## [EXERCISE INPUT]
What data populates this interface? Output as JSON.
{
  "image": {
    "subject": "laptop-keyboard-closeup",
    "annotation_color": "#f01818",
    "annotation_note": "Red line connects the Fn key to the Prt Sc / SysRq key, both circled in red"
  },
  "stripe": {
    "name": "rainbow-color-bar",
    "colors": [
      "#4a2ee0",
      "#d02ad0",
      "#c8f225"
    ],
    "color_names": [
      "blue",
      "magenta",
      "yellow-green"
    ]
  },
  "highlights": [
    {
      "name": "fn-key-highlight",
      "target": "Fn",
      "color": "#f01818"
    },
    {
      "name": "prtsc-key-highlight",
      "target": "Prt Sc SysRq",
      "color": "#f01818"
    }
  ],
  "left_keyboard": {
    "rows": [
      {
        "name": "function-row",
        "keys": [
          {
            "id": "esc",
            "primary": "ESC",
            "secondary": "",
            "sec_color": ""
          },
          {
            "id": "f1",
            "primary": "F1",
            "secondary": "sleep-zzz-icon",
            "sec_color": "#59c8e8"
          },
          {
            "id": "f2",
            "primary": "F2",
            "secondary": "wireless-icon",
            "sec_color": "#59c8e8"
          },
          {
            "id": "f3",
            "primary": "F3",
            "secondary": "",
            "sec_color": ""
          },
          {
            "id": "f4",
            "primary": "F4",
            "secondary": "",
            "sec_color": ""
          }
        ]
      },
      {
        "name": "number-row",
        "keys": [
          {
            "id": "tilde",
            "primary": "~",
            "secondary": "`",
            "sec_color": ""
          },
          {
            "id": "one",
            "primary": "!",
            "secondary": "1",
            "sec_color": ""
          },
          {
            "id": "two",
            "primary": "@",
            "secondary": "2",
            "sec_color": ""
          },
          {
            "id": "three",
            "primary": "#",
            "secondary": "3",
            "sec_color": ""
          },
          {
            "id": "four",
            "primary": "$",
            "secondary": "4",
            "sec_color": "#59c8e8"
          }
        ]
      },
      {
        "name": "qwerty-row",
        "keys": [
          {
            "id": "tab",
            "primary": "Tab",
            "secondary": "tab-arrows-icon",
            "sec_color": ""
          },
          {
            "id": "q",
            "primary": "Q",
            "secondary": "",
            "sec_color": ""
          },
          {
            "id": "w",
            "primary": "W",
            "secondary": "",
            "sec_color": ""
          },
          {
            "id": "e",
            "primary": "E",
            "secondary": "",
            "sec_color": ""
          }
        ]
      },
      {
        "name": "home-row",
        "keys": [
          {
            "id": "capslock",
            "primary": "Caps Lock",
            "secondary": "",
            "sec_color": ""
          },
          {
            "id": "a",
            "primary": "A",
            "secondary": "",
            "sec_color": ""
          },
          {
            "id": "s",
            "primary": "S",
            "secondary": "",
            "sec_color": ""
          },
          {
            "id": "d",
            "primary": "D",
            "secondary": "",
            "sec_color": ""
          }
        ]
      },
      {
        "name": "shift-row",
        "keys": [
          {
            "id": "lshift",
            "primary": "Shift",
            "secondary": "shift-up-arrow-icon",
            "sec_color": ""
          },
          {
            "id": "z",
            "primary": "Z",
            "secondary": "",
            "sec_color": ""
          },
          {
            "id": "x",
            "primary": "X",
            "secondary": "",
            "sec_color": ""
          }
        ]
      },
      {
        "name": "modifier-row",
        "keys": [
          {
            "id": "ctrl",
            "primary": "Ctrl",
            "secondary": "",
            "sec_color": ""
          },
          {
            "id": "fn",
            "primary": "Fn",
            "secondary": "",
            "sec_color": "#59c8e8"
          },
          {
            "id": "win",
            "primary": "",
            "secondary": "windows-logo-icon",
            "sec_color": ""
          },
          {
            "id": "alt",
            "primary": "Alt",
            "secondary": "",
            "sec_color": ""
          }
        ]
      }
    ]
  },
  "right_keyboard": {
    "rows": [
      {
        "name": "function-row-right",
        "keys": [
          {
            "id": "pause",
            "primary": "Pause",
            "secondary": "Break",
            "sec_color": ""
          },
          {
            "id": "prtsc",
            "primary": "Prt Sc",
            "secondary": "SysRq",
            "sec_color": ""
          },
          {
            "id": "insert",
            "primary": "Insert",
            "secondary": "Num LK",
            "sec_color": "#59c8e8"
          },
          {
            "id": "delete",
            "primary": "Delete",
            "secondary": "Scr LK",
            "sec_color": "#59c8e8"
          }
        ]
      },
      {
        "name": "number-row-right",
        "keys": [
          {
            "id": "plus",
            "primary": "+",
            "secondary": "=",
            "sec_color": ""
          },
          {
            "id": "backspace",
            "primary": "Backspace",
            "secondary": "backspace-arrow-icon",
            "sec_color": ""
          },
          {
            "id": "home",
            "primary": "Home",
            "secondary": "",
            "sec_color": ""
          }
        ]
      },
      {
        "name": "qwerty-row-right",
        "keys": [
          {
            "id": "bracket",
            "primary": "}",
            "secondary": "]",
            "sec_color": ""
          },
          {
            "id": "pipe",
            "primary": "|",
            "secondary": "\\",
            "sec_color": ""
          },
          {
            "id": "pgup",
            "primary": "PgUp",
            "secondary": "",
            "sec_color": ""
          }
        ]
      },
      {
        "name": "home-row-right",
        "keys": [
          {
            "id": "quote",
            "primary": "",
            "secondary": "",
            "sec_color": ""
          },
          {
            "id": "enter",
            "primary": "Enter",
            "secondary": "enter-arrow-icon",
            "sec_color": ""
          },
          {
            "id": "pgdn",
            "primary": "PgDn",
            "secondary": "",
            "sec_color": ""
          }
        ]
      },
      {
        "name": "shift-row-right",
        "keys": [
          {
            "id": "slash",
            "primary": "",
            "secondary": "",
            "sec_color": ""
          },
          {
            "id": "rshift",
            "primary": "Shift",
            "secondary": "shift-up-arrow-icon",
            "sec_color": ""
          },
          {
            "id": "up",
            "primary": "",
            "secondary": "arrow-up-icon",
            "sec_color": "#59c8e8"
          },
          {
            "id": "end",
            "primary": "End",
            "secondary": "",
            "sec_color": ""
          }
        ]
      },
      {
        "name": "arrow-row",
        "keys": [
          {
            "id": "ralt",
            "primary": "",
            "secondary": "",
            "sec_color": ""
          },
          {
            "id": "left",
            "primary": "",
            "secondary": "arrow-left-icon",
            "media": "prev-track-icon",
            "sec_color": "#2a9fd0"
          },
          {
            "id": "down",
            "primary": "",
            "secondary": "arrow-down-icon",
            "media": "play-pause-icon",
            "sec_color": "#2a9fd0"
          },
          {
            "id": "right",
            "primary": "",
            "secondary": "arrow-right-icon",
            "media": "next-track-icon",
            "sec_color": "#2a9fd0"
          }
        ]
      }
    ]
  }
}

## [THE REQUEST]
Reproduce all the records precisely.

## [FULL SOLUTION]
What data populates this interface? Output as JSON.
{
  "image": {
    "subject": "laptop-keyboard-closeup",
    "annotation_color": "#f01818",
    "annotation_note": "Red line connects the Fn key to the Prt Sc / SysRq key, both circled in red"
  },
  "stripe": {
    "name": "rainbow-color-bar",
    "colors": [
      "#4a2ee0",
      "#d02ad0",
      "#c8f225"
    ],
    "color_names": [
      "blue",
      "magenta",
      "yellow-green"
    ]
  },
  "highlights": [
    {
      "name": "fn-key-highlight",
      "target": "Fn",
      "color": "#f01818"
    },
    {
      "name": "prtsc-key-highlight",
      "target": "Prt Sc SysRq",
      "color": "#f01818"
    }
  ],
  "left_keyboard": {
    "rows": [
      {
        "name": "function-row",
        "keys": [
          {
            "id": "esc",
            "primary": "ESC",
            "secondary": "",
            "sec_color": ""
          },
          {
            "id": "f1",
            "primary": "F1",
            "secondary": "sleep-zzz-icon",
            "sec_color": "#59c8e8"
          },
          {
            "id": "f2",
            "primary": "F2",
            "secondary": "wireless-icon",
            "sec_color": "#59c8e8"
          },
          {
            "id": "f3",
            "primary": "F3",
            "secondary": "",
            "sec_color": ""
          },
          {
            "id": "f4",
            "primary": "F4",
            "secondary": "",
            "sec_color": ""
          }
        ]
      },
      {
        "name": "number-row",
        "keys": [
          {
            "id": "tilde",
            "primary": "~",
            "secondary": "`",
            "sec_color": ""
          },
          {
            "id": "one",
            "primary": "!",
            "secondary": "1",
            "sec_color": ""
          },
          {
            "id": "two",
            "primary": "@",
            "secondary": "2",
            "sec_color": ""
          },
          {
            "id": "three",
            "primary": "#",
            "secondary": "3",
            "sec_color": ""
          },
          {
            "id": "four",
            "primary": "$",
            "secondary": "4",
            "sec_color": "#59c8e8"
          }
        ]
      },
      {
        "name": "qwerty-row",
        "keys": [
          {
            "id": "tab",
            "primary": "Tab",
            "secondary": "tab-arrows-icon",
            "sec_color": ""
          },
          {
            "id": "q",
            "primary": "Q",
            "secondary": "",
            "sec_color": ""
          },
          {
            "id": "w",
            "primary": "W",
            "secondary": "",
            "sec_color": ""
          },
          {
            "id": "e",
            "primary": "E",
            "secondary": "",
            "sec_color": ""
          }
        ]
      },
      {
        "name": "home-row",
        "keys": [
          {
            "id": "capslock",
            "primary": "Caps Lock",
            "secondary": "",
            "sec_color": ""
          },
          {
            "id": "a",
            "primary": "A",
            "secondary": "",
            "sec_color": ""
          },
          {
            "id": "s",
            "primary": "S",
            "secondary": "",
            "sec_color": ""
          },
          {
            "id": "d",
            "primary": "D",
            "secondary": "",
            "sec_color": ""
          }
        ]
      },
      {
        "name": "shift-row",
        "keys": [
          {
            "id": "lshift",
            "primary": "Shift",
            "secondary": "shift-up-arrow-icon",
            "sec_color": ""
          },
          {
            "id": "z",
            "primary": "Z",
            "secondary": "",
            "sec_color": ""
          },
          {
            "id": "x",
            "primary": "X",
            "secondary": "",
            "sec_color": ""
          }
        ]
      },
      {
        "name": "modifier-row",
        "keys": [
          {
            "id": "ctrl",
            "primary": "Ctrl",
            "secondary": "",
            "sec_color": ""
          },
          {
            "id": "fn",
            "primary": "Fn",
            "secondary": "",
            "sec_color": "#59c8e8"
          },
          {
            "id": "win",
            "primary": "",
            "secondary": "windows-logo-icon",
            "sec_color": ""
          },
          {
            "id": "alt",
            "primary": "Alt",
            "secondary": "",
            "sec_color": ""
          }
        ]
      }
    ]
  },
  "right_keyboard": {
    "rows": [
      {
        "name": "function-row-right",
        "keys": [
          {
            "id": "pause",
            "primary": "Pause",
            "secondary": "Break",
            "sec_color": ""
          },
          {
            "id": "prtsc",
            "primary": "Prt Sc",
            "secondary": "SysRq",
            "sec_color": ""
          },
          {
            "id": "insert",
            "primary": "Insert",
            "secondary": "Num LK",
            "sec_color": "#59c8e8"
          },
          {
            "id": "delete",
            "primary": "Delete",
            "secondary": "Scr LK",
            "sec_color": "#59c8e8"
          }
        ]
      },
      {
        "name": "number-row-right",
        "keys": [
          {
            "id": "plus",
            "primary": "+",
            "secondary": "=",
            "sec_color": ""
          },
          {
            "id": "backspace",
            "primary": "Backspace",
            "secondary": "backspace-arrow-icon",
            "sec_color": ""
          },
          {
            "id": "home",
            "primary": "Home",
            "secondary": "",
            "sec_color": ""
          }
        ]
      },
      {
        "name": "qwerty-row-right",
        "keys": [
          {
            "id": "bracket",
            "primary": "}",
            "secondary": "]",
            "sec_color": ""
          },
          {
            "id": "pipe",
            "primary": "|",
            "secondary": "\\",
            "sec_color": ""
          },
          {
            "id": "pgup",
            "primary": "PgUp",
            "secondary": "",
            "sec_color": ""
          }
        ]
      },
      {
        "name": "home-row-right",
        "keys": [
          {
            "id": "quote",
            "primary": "",
            "secondary": "",
            "sec_color": ""
          },
          {
            "id": "enter",
            "primary": "Enter",
            "secondary": "enter-arrow-icon",
            "sec_color": ""
          },
          {
            "id": "pgdn",
            "primary": "PgDn",
            "secondary": "",
            "sec_color": ""
          }
        ]
      },
      {
        "name": "shift-row-right",
        "keys": [
          {
            "id": "slash",
            "primary": "",
            "secondary": "",
            "sec_color": ""
          },
          {
            "id": "rshift",
            "primary": "Shift",
            "secondary": "shift-up-arrow-icon",
            "sec_color": ""
          },
          {
            "id": "up",
            "primary": "",
            "secondary": "arrow-up-icon",
            "sec_color": "#59c8e8"
          },
          {
            "id": "end",
            "primary": "End",
            "secondary": "",
            "sec_color": ""
          }
        ]
      },
      {
        "name": "arrow-row",
        "keys": [
          {
            "id": "ralt",
            "primary": "",
            "secondary": "",
            "sec_color": ""
          },
          {
            "id": "left",
            "primary": "",
            "secondary": "arrow-left-icon",
            "media": "prev-track-icon",
            "sec_color": "#2a9fd0"
          },
          {
            "id": "down",
            "primary": "",
            "secondary": "arrow-down-icon",
            "media": "play-pause-icon",
            "sec_color": "#2a9fd0"
          },
          {
            "id": "right",
            "primary": "",
            "secondary": "arrow-right-icon",
            "media": "next-track-icon",
            "sec_color": "#2a9fd0"
          }
        ]
      }
    ]
  }
}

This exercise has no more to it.